§ **WHAT YOU NEED TO DO**
Rewrite the items below with every occurrence of "svg-text" swapped for "text-label" and all other text left as is. Omit the pictures from your output.

▬▬▬▬▬▬▬▬▬▬

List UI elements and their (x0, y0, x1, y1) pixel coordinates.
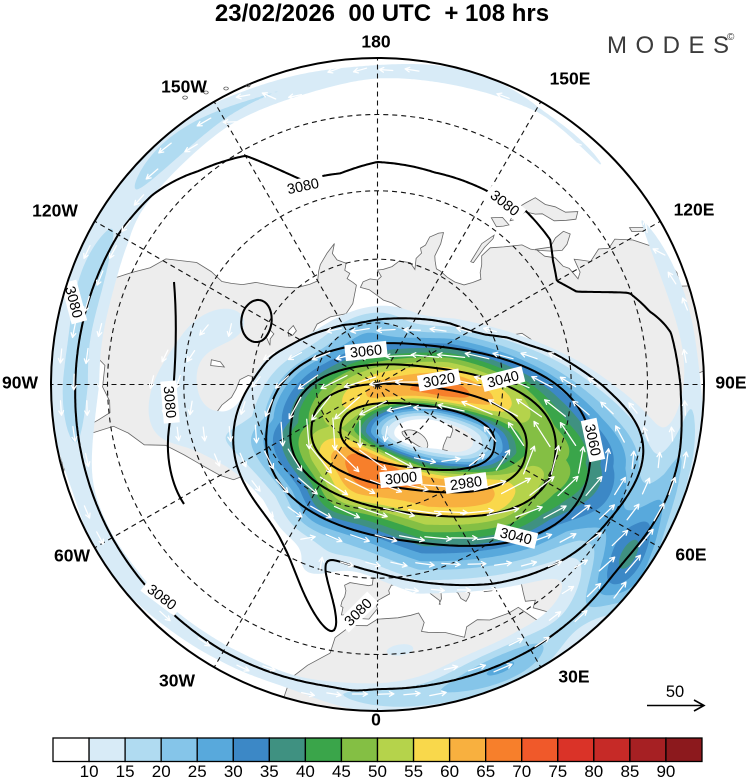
svg-text:©: © (727, 32, 735, 43)
svg-text:0: 0 (371, 710, 381, 730)
svg-text:60: 60 (440, 762, 459, 781)
svg-text:150W: 150W (161, 77, 207, 97)
svg-text:150E: 150E (550, 69, 591, 89)
svg-text:3080: 3080 (160, 385, 179, 419)
svg-text:23/02/2026 00 UTC + 108 hrs: 23/02/2026 00 UTC + 108 hrs (215, 0, 549, 27)
svg-text:60E: 60E (675, 545, 706, 565)
svg-text:90W: 90W (2, 373, 38, 393)
svg-text:45: 45 (332, 762, 351, 781)
svg-text:85: 85 (620, 762, 639, 781)
svg-text:3040: 3040 (498, 525, 533, 548)
svg-text:90E: 90E (715, 373, 746, 393)
svg-text:70: 70 (512, 762, 531, 781)
svg-text:2980: 2980 (449, 474, 483, 494)
svg-text:30E: 30E (558, 667, 589, 687)
svg-text:30W: 30W (159, 671, 195, 691)
svg-text:3040: 3040 (486, 368, 521, 391)
svg-text:3000: 3000 (384, 469, 418, 488)
svg-text:MODES: MODES (607, 32, 738, 59)
svg-text:75: 75 (548, 762, 567, 781)
svg-text:3020: 3020 (422, 370, 457, 391)
svg-text:20: 20 (152, 762, 171, 781)
svg-text:80: 80 (584, 762, 603, 781)
svg-text:30: 30 (224, 762, 243, 781)
svg-text:55: 55 (404, 762, 423, 781)
svg-text:120W: 120W (32, 201, 78, 221)
svg-text:50: 50 (368, 762, 387, 781)
svg-text:15: 15 (116, 762, 135, 781)
svg-text:65: 65 (476, 762, 495, 781)
svg-text:60W: 60W (54, 546, 90, 566)
svg-text:180: 180 (361, 32, 390, 52)
svg-text:10: 10 (80, 762, 99, 781)
svg-text:40: 40 (296, 762, 315, 781)
svg-text:3060: 3060 (581, 423, 603, 458)
svg-text:25: 25 (188, 762, 207, 781)
svg-text:3060: 3060 (349, 342, 383, 361)
svg-text:3080: 3080 (286, 176, 321, 198)
svg-text:35: 35 (260, 762, 279, 781)
svg-text:50: 50 (666, 683, 684, 701)
svg-text:90: 90 (656, 762, 675, 781)
svg-text:120E: 120E (674, 200, 715, 220)
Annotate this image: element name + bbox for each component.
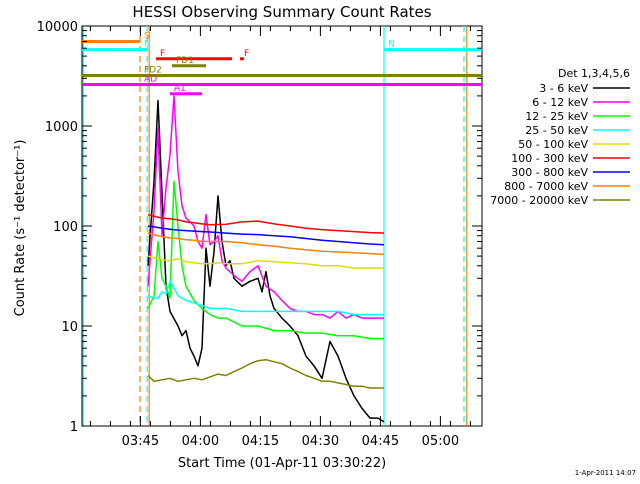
state-bar-label-0: S [144,31,150,41]
series-line-3 [147,280,384,316]
y-tick-label-1: 10 [61,320,78,335]
series-lines [147,95,385,423]
y-axis-label: Count Rate (s⁻¹ detector⁻¹) [13,140,28,317]
legend-title: Det 1,3,4,5,6 [558,67,630,80]
y-tick-label-3: 1000 [45,120,78,135]
series-line-2 [147,180,384,340]
legend-label-5: 100 - 300 keV [511,152,588,165]
legend-label-1: 6 - 12 keV [532,96,588,109]
y-tick-label-4: 10000 [37,20,78,35]
legend-label-8: 7000 - 20000 keV [490,194,588,207]
state-bar-label-7: AD [144,75,157,85]
series-line-5 [147,213,385,234]
legend-label-3: 25 - 50 keV [525,124,588,137]
x-axis-label: Start Time (01-Apr-11 03:30:22) [178,456,386,471]
series-line-6 [147,225,385,246]
x-tick-label-0: 03:45 [122,434,159,449]
legend-label-6: 300 - 800 keV [511,166,588,179]
legend-label-2: 12 - 25 keV [525,110,588,123]
x-tick-label-1: 04:00 [182,434,219,449]
series-line-1 [147,95,384,319]
series-line-4 [147,255,384,269]
x-tick-label-3: 04:30 [302,434,339,449]
y-tick-label-0: 1 [70,420,78,435]
state-bar-label-2: N [388,40,395,50]
legend-label-7: 800 - 7000 keV [504,180,588,193]
y-tick-label-2: 100 [53,220,78,235]
legend-label-4: 50 - 100 keV [518,138,588,151]
series-line-7 [147,232,385,256]
timestamp: 1-Apr-2011 14:07 [575,469,636,477]
x-tick-label-5: 05:00 [422,434,459,449]
state-bar-label-8: A1 [174,84,186,94]
x-tick-label-4: 04:45 [362,434,399,449]
chart-title: HESSI Observing Summary Count Rates [132,3,431,21]
legend-label-0: 3 - 6 keV [539,82,588,95]
state-bar-label-5: FD1 [176,56,194,66]
series-line-8 [147,358,384,389]
state-bar-label-1: N [144,40,151,50]
axes: 1 10 100 1000 10000 03:45 04:00 04:15 04:30 04:45… [37,20,482,449]
state-bar-label-6: FD2 [144,65,162,75]
state-bar-label-4: F [244,49,249,59]
state-bar-label-3: F [160,49,165,59]
series-line-0 [147,99,385,423]
vertical-markers [82,26,468,426]
x-tick-label-2: 04:15 [242,434,279,449]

▬▬▬▬▬▬▬▬▬▬

§ **RESPONSE TO THIS TASK**
List UI elements and their (x0, y0, x1, y1) pixel coordinates.
text-label:©: © (727, 32, 735, 43)
text-label:0: 0 (371, 710, 381, 730)
text-label:60: 60 (440, 762, 459, 781)
text-label:150W: 150W (161, 77, 207, 97)
text-label:150E: 150E (550, 69, 591, 89)
text-label:3080: 3080 (160, 385, 179, 419)
text-label:23/02/2026 00 UTC + 108 hrs: 23/02/2026 00 UTC + 108 hrs (215, 0, 549, 27)
text-label:60E: 60E (675, 545, 706, 565)
text-label:90W: 90W (2, 373, 38, 393)
text-label:45: 45 (332, 762, 351, 781)
text-label:85: 85 (620, 762, 639, 781)
text-label:3040: 3040 (498, 525, 533, 548)
text-label:90E: 90E (715, 373, 746, 393)
text-label:70: 70 (512, 762, 531, 781)
text-label:2980: 2980 (449, 474, 483, 494)
text-label:30E: 30E (558, 667, 589, 687)
text-label:30W: 30W (159, 671, 195, 691)
text-label:3040: 3040 (486, 368, 521, 391)
text-label:3000: 3000 (384, 469, 418, 488)
text-label:MODES: MODES (607, 32, 738, 59)
text-label:75: 75 (548, 762, 567, 781)
text-label:3020: 3020 (422, 370, 457, 391)
text-label:20: 20 (152, 762, 171, 781)
text-label:80: 80 (584, 762, 603, 781)
text-label:30: 30 (224, 762, 243, 781)
text-label:55: 55 (404, 762, 423, 781)
text-label:120W: 120W (32, 201, 78, 221)
text-label:50: 50 (368, 762, 387, 781)
text-label:15: 15 (116, 762, 135, 781)
text-label:65: 65 (476, 762, 495, 781)
text-label:60W: 60W (54, 546, 90, 566)
text-label:180: 180 (361, 32, 390, 52)
text-label:10: 10 (80, 762, 99, 781)
text-label:40: 40 (296, 762, 315, 781)
text-label:3060: 3060 (581, 423, 603, 458)
text-label:25: 25 (188, 762, 207, 781)
text-label:3060: 3060 (349, 342, 383, 361)
text-label:3080: 3080 (286, 176, 321, 198)
text-label:35: 35 (260, 762, 279, 781)
text-label:50: 50 (666, 683, 684, 701)
text-label:90: 90 (656, 762, 675, 781)
text-label:120E: 120E (674, 200, 715, 220)
Annotate this image: element name + bbox for each component.
state-bar-label-0: S [144,31,150,41]
series-line-3 [147,280,384,316]
y-tick-label-1: 10 [61,320,78,335]
series-lines [147,95,385,423]
y-axis-label: Count Rate (s⁻¹ detector⁻¹) [13,140,28,317]
legend-title: Det 1,3,4,5,6 [558,67,630,80]
y-tick-label-3: 1000 [45,120,78,135]
series-line-2 [147,180,384,340]
legend-label-5: 100 - 300 keV [511,152,588,165]
legend-label-1: 6 - 12 keV [532,96,588,109]
y-tick-label-4: 10000 [37,20,78,35]
legend-label-8: 7000 - 20000 keV [490,194,588,207]
state-bar-label-7: AD [144,75,157,85]
series-line-5 [147,213,385,234]
legend-label-3: 25 - 50 keV [525,124,588,137]
x-axis-label: Start Time (01-Apr-11 03:30:22) [178,456,386,471]
series-line-6 [147,225,385,246]
x-tick-label-0: 03:45 [122,434,159,449]
legend-label-6: 300 - 800 keV [511,166,588,179]
legend-label-2: 12 - 25 keV [525,110,588,123]
x-tick-label-1: 04:00 [182,434,219,449]
series-line-1 [147,95,384,319]
series-line-4 [147,255,384,269]
x-tick-label-3: 04:30 [302,434,339,449]
y-tick-label-0: 1 [70,420,78,435]
state-bar-label-2: N [388,40,395,50]
legend-label-7: 800 - 7000 keV [504,180,588,193]
y-tick-label-2: 100 [53,220,78,235]
legend-label-4: 50 - 100 keV [518,138,588,151]
series-line-7 [147,232,385,256]
timestamp: 1-Apr-2011 14:07 [575,469,636,477]
x-tick-label-5: 05:00 [422,434,459,449]
state-bar-label-8: A1 [174,84,186,94]
x-tick-label-4: 04:45 [362,434,399,449]
chart-title: HESSI Observing Summary Count Rates [132,3,431,21]
legend-label-0: 3 - 6 keV [539,82,588,95]
state-bar-label-5: FD1 [176,56,194,66]
series-line-8 [147,358,384,389]
state-bar-label-1: N [144,40,151,50]
axes: 1 10 100 1000 10000 03:45 04:00 04:15 04:30 04:45… [37,20,482,449]
state-bar-label-6: FD2 [144,65,162,75]
state-bar-label-4: F [244,49,249,59]
state-bar-label-3: F [160,49,165,59]
series-line-0 [147,99,385,423]
vertical-markers [82,26,468,426]
x-tick-label-2: 04:15 [242,434,279,449]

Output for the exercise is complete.